[START Items]
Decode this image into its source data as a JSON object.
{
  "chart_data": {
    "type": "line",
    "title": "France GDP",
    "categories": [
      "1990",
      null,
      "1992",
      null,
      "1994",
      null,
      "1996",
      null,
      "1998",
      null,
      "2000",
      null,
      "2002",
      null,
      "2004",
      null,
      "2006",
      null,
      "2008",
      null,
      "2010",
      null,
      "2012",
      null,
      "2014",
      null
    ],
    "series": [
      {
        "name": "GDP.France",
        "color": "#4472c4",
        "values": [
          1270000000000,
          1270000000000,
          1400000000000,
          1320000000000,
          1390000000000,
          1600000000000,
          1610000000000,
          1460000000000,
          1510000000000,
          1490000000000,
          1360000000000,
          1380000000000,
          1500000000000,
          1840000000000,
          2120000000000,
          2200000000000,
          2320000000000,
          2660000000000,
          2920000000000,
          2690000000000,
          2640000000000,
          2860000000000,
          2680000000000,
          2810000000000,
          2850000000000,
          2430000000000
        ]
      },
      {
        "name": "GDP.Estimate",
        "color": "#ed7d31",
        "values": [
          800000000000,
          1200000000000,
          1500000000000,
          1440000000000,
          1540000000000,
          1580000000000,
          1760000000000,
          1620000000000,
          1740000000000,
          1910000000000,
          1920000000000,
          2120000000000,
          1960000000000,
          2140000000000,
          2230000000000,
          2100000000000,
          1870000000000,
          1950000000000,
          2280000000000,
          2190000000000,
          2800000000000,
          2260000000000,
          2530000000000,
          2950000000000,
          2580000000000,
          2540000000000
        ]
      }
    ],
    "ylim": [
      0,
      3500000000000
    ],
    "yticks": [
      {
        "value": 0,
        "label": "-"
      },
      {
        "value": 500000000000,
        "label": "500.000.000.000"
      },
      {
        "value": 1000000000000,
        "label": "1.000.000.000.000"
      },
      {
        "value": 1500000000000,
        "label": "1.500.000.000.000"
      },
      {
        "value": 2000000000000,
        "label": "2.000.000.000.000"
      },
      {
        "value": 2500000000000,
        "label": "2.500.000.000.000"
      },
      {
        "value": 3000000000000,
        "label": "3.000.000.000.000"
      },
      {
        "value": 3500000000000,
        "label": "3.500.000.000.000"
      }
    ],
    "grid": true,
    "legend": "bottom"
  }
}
[END Items]
| Direction |
Extract the data in full. Keep it word for word.

| Solution for this task |
Decode this image into its source data as a JSON object.
{
  "chart_data": {
    "type": "line",
    "title": "France GDP",
    "categories": [
      "1990",
      null,
      "1992",
      null,
      "1994",
      null,
      "1996",
      null,
      "1998",
      null,
      "2000",
      null,
      "2002",
      null,
      "2004",
      null,
      "2006",
      null,
      "2008",
      null,
      "2010",
      null,
      "2012",
      null,
      "2014",
      null
    ],
    "series": [
      {
        "name": "GDP.France",
        "color": "#4472c4",
        "values": [
          1270000000000,
          1270000000000,
          1400000000000,
          1320000000000,
          1390000000000,
          1600000000000,
          1610000000000,
          1460000000000,
          1510000000000,
          1490000000000,
          1360000000000,
          1380000000000,
          1500000000000,
          1840000000000,
          2120000000000,
          2200000000000,
          2320000000000,
          2660000000000,
          2920000000000,
          2690000000000,
          2640000000000,
          2860000000000,
          2680000000000,
          2810000000000,
          2850000000000,
          2430000000000
        ]
      },
      {
        "name": "GDP.Estimate",
        "color": "#ed7d31",
        "values": [
          800000000000,
          1200000000000,
          1500000000000,
          1440000000000,
          1540000000000,
          1580000000000,
          1760000000000,
          1620000000000,
          1740000000000,
          1910000000000,
          1920000000000,
          2120000000000,
          1960000000000,
          2140000000000,
          2230000000000,
          2100000000000,
          1870000000000,
          1950000000000,
          2280000000000,
          2190000000000,
          2800000000000,
          2260000000000,
          2530000000000,
          2950000000000,
          2580000000000,
          2540000000000
        ]
      }
    ],
    "ylim": [
      0,
      3500000000000
    ],
    "yticks": [
      {
        "value": 0,
        "label": "-"
      },
      {
        "value": 500000000000,
        "label": "500.000.000.000"
      },
      {
        "value": 1000000000000,
        "label": "1.000.000.000.000"
      },
      {
        "value": 1500000000000,
        "label": "1.500.000.000.000"
      },
      {
        "value": 2000000000000,
        "label": "2.000.000.000.000"
      },
      {
        "value": 2500000000000,
        "label": "2.500.000.000.000"
      },
      {
        "value": 3000000000000,
        "label": "3.000.000.000.000"
      },
      {
        "value": 3500000000000,
        "label": "3.500.000.000.000"
      }
    ],
    "grid": true,
    "legend": "bottom"
  }
}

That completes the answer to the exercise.